STATED GOAL → Return the entries below in their exact form, leaving the pictures out.

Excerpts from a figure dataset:
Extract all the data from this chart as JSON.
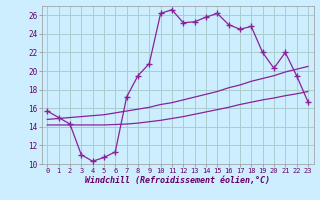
{
  "xlabel": "Windchill (Refroidissement éolien,°C)",
  "bg_color": "#cceeff",
  "grid_color": "#aacccc",
  "line_color": "#882299",
  "xlim": [
    -0.5,
    23.5
  ],
  "ylim": [
    10,
    27
  ],
  "yticks": [
    10,
    12,
    14,
    16,
    18,
    20,
    22,
    24,
    26
  ],
  "xticks": [
    0,
    1,
    2,
    3,
    4,
    5,
    6,
    7,
    8,
    9,
    10,
    11,
    12,
    13,
    14,
    15,
    16,
    17,
    18,
    19,
    20,
    21,
    22,
    23
  ],
  "curve_x": [
    0,
    1,
    2,
    3,
    4,
    5,
    6,
    7,
    8,
    9,
    10,
    11,
    12,
    13,
    14,
    15,
    16,
    17,
    18,
    19,
    20,
    21,
    22,
    23
  ],
  "curve_y": [
    15.7,
    15.0,
    14.3,
    11.0,
    10.3,
    10.7,
    11.3,
    17.2,
    19.5,
    20.8,
    26.2,
    26.6,
    25.2,
    25.3,
    25.8,
    26.2,
    25.0,
    24.5,
    24.8,
    22.0,
    20.3,
    22.0,
    19.5,
    16.7
  ],
  "line1_x": [
    0,
    1,
    2,
    3,
    4,
    5,
    6,
    7,
    8,
    9,
    10,
    11,
    12,
    13,
    14,
    15,
    16,
    17,
    18,
    19,
    20,
    21,
    22,
    23
  ],
  "line1_y": [
    14.8,
    14.9,
    15.0,
    15.1,
    15.2,
    15.3,
    15.5,
    15.7,
    15.9,
    16.1,
    16.4,
    16.6,
    16.9,
    17.2,
    17.5,
    17.8,
    18.2,
    18.5,
    18.9,
    19.2,
    19.5,
    19.9,
    20.2,
    20.5
  ],
  "line2_x": [
    0,
    1,
    2,
    3,
    4,
    5,
    6,
    7,
    8,
    9,
    10,
    11,
    12,
    13,
    14,
    15,
    16,
    17,
    18,
    19,
    20,
    21,
    22,
    23
  ],
  "line2_y": [
    14.2,
    14.2,
    14.2,
    14.2,
    14.2,
    14.2,
    14.25,
    14.3,
    14.4,
    14.55,
    14.7,
    14.9,
    15.1,
    15.35,
    15.6,
    15.85,
    16.1,
    16.4,
    16.65,
    16.9,
    17.1,
    17.35,
    17.55,
    17.8
  ]
}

FINAL RESULT →
Extract all the data from this chart as JSON.
{
  "xlabel": "Windchill (Refroidissement éolien,°C)",
  "bg_color": "#cceeff",
  "grid_color": "#aacccc",
  "line_color": "#882299",
  "xlim": [
    -0.5,
    23.5
  ],
  "ylim": [
    10,
    27
  ],
  "yticks": [
    10,
    12,
    14,
    16,
    18,
    20,
    22,
    24,
    26
  ],
  "xticks": [
    0,
    1,
    2,
    3,
    4,
    5,
    6,
    7,
    8,
    9,
    10,
    11,
    12,
    13,
    14,
    15,
    16,
    17,
    18,
    19,
    20,
    21,
    22,
    23
  ],
  "curve_x": [
    0,
    1,
    2,
    3,
    4,
    5,
    6,
    7,
    8,
    9,
    10,
    11,
    12,
    13,
    14,
    15,
    16,
    17,
    18,
    19,
    20,
    21,
    22,
    23
  ],
  "curve_y": [
    15.7,
    15.0,
    14.3,
    11.0,
    10.3,
    10.7,
    11.3,
    17.2,
    19.5,
    20.8,
    26.2,
    26.6,
    25.2,
    25.3,
    25.8,
    26.2,
    25.0,
    24.5,
    24.8,
    22.0,
    20.3,
    22.0,
    19.5,
    16.7
  ],
  "line1_x": [
    0,
    1,
    2,
    3,
    4,
    5,
    6,
    7,
    8,
    9,
    10,
    11,
    12,
    13,
    14,
    15,
    16,
    17,
    18,
    19,
    20,
    21,
    22,
    23
  ],
  "line1_y": [
    14.8,
    14.9,
    15.0,
    15.1,
    15.2,
    15.3,
    15.5,
    15.7,
    15.9,
    16.1,
    16.4,
    16.6,
    16.9,
    17.2,
    17.5,
    17.8,
    18.2,
    18.5,
    18.9,
    19.2,
    19.5,
    19.9,
    20.2,
    20.5
  ],
  "line2_x": [
    0,
    1,
    2,
    3,
    4,
    5,
    6,
    7,
    8,
    9,
    10,
    11,
    12,
    13,
    14,
    15,
    16,
    17,
    18,
    19,
    20,
    21,
    22,
    23
  ],
  "line2_y": [
    14.2,
    14.2,
    14.2,
    14.2,
    14.2,
    14.2,
    14.25,
    14.3,
    14.4,
    14.55,
    14.7,
    14.9,
    15.1,
    15.35,
    15.6,
    15.85,
    16.1,
    16.4,
    16.65,
    16.9,
    17.1,
    17.35,
    17.55,
    17.8
  ]
}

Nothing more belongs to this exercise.